- Exercise objective
Turn every line of the records below into a Markdown table with the columns "Row" and "Record line", numbering the rows and skipping blank lines. Leave the pictures out of the table.

◇ ◇ ◇ ◇ ◇ ◇ ◇

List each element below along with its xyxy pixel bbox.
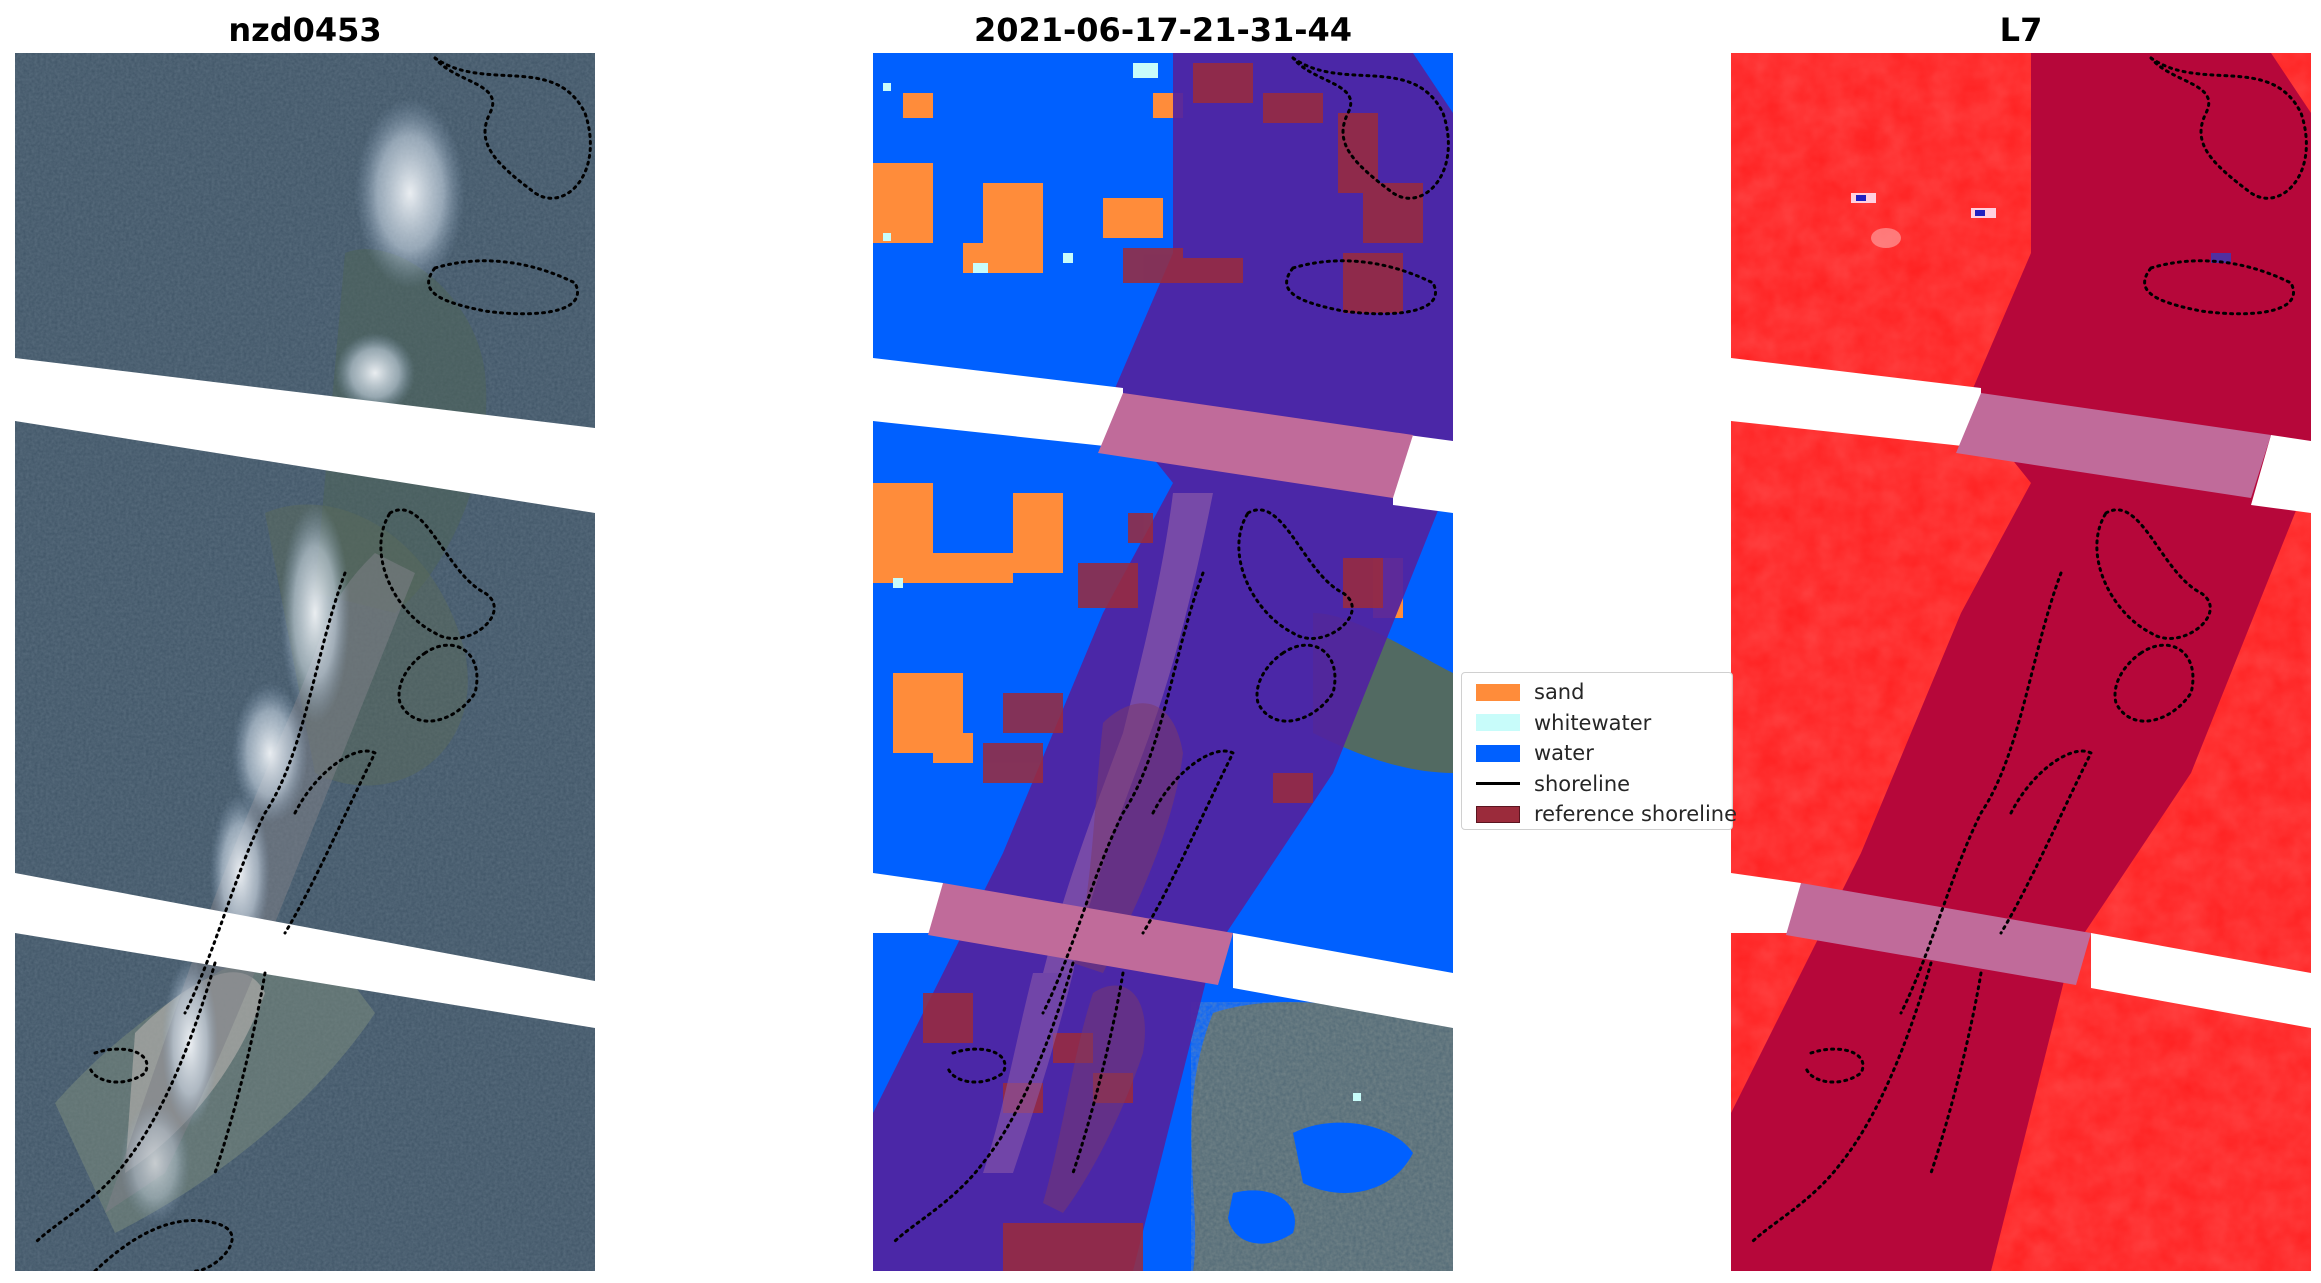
legend-swatch-shoreline <box>1476 782 1520 786</box>
legend-label-sand: sand <box>1534 680 1585 705</box>
legend-item-shoreline: shoreline <box>1462 769 1732 800</box>
legend-item-whitewater: whitewater <box>1462 708 1732 739</box>
l7-image-panel <box>1731 53 2311 1271</box>
legend-item-reference-shoreline: reference shoreline <box>1462 799 1737 830</box>
legend-swatch-water <box>1476 744 1520 762</box>
panel-title-l7: L7 <box>1999 11 2043 49</box>
classified-image-panel <box>873 53 1453 1271</box>
legend: sand whitewater water shoreline referenc… <box>1461 672 1737 830</box>
satellite-image <box>15 53 595 1271</box>
legend-swatch-sand <box>1476 683 1520 701</box>
legend-label-shoreline: shoreline <box>1534 771 1631 796</box>
legend-swatch-whitewater <box>1476 714 1520 732</box>
legend-label-reference-shoreline: reference shoreline <box>1534 802 1738 827</box>
satellite-image-panel <box>15 53 595 1271</box>
panel-title-imagery: nzd0453 <box>228 11 382 49</box>
classified-image <box>873 53 1453 1271</box>
legend-item-sand: sand <box>1462 677 1732 708</box>
legend-item-water: water <box>1462 738 1732 769</box>
legend-label-water: water <box>1534 741 1594 766</box>
panel-title-classified: 2021-06-17-21-31-44 <box>973 11 1353 49</box>
legend-swatch-reference-shoreline <box>1476 805 1520 823</box>
legend-label-whitewater: whitewater <box>1534 710 1652 735</box>
l7-image <box>1731 53 2311 1271</box>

◇ ◇ ◇ ◇ ◇ ◇ ◇

- Answer for this exercise
| Row | Record line |
|---|---|
| 1 | List each element below along with its xyxy pixel bbox. |
| 2 | legend-swatch-shoreline <box>1476 782 1520 786</box> |
| 3 | legend-label-sand: sand <box>1534 680 1585 705</box> |
| 4 | legend-item-shoreline: shoreline <box>1462 769 1732 800</box> |
| 5 | legend-item-whitewater: whitewater <box>1462 708 1732 739</box> |
| 6 | l7-image-panel <box>1731 53 2311 1271</box> |
| 7 | legend-item-reference-shoreline: reference shoreline <box>1462 799 1737 830</box> |
| 8 | legend-swatch-water <box>1476 744 1520 762</box> |
| 9 | panel-title-l7: L7 <box>1999 11 2043 49</box> |
| 10 | classified-image-panel <box>873 53 1453 1271</box> |
| 11 | legend: sand whitewater water shoreline referenc… <box>1461 672 1737 830</box> |
| 12 | satellite-image <box>15 53 595 1271</box> |
| 13 | legend-swatch-sand <box>1476 683 1520 701</box> |
| 14 | legend-label-shoreline: shoreline <box>1534 771 1631 796</box> |
| 15 | legend-swatch-whitewater <box>1476 714 1520 732</box> |
| 16 | legend-label-reference-shoreline: reference shoreline <box>1534 802 1738 827</box> |
| 17 | satellite-image-panel <box>15 53 595 1271</box> |
| 18 | panel-title-imagery: nzd0453 <box>228 11 382 49</box> |
| 19 | classified-image <box>873 53 1453 1271</box> |
| 20 | legend-item-sand: sand <box>1462 677 1732 708</box> |
| 21 | legend-item-water: water <box>1462 738 1732 769</box> |
| 22 | legend-label-water: water <box>1534 741 1594 766</box> |
| 23 | panel-title-classified: 2021-06-17-21-31-44 <box>973 11 1353 49</box> |
| 24 | legend-swatch-reference-shoreline <box>1476 805 1520 823</box> |
| 25 | legend-label-whitewater: whitewater <box>1534 710 1652 735</box> |
| 26 | l7-image <box>1731 53 2311 1271</box> |